#### DIRECTIONS
Which lines hold the word "intelligitur"? Copy each of them from the material.

** BEGIN RECORDS SUPPLIED **

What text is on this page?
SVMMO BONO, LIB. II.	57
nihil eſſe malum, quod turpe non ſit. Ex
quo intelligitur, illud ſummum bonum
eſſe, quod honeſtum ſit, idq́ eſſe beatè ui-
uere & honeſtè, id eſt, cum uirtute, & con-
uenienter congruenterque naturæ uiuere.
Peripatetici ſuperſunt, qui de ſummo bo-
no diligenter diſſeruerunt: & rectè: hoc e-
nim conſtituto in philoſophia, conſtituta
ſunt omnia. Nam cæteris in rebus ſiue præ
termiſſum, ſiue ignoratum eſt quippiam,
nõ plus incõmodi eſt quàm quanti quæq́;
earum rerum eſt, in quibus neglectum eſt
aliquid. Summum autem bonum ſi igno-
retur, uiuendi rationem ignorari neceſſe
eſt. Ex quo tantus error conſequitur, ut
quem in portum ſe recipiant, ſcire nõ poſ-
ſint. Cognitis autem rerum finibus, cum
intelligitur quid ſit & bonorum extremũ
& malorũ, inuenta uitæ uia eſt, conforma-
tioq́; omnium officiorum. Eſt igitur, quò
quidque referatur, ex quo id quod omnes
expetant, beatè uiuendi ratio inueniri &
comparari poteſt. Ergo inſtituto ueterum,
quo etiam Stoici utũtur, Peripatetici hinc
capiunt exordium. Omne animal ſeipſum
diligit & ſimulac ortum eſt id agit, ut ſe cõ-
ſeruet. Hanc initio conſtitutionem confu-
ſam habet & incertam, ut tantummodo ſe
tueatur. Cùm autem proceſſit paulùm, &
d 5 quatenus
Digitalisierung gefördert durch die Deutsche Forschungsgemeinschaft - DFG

** END RECORDS SUPPLIED **

#### EXERCISE ANSWER
quo intelligitur, illud ſummum bonum
intelligitur quid ſit & bonorum extremũ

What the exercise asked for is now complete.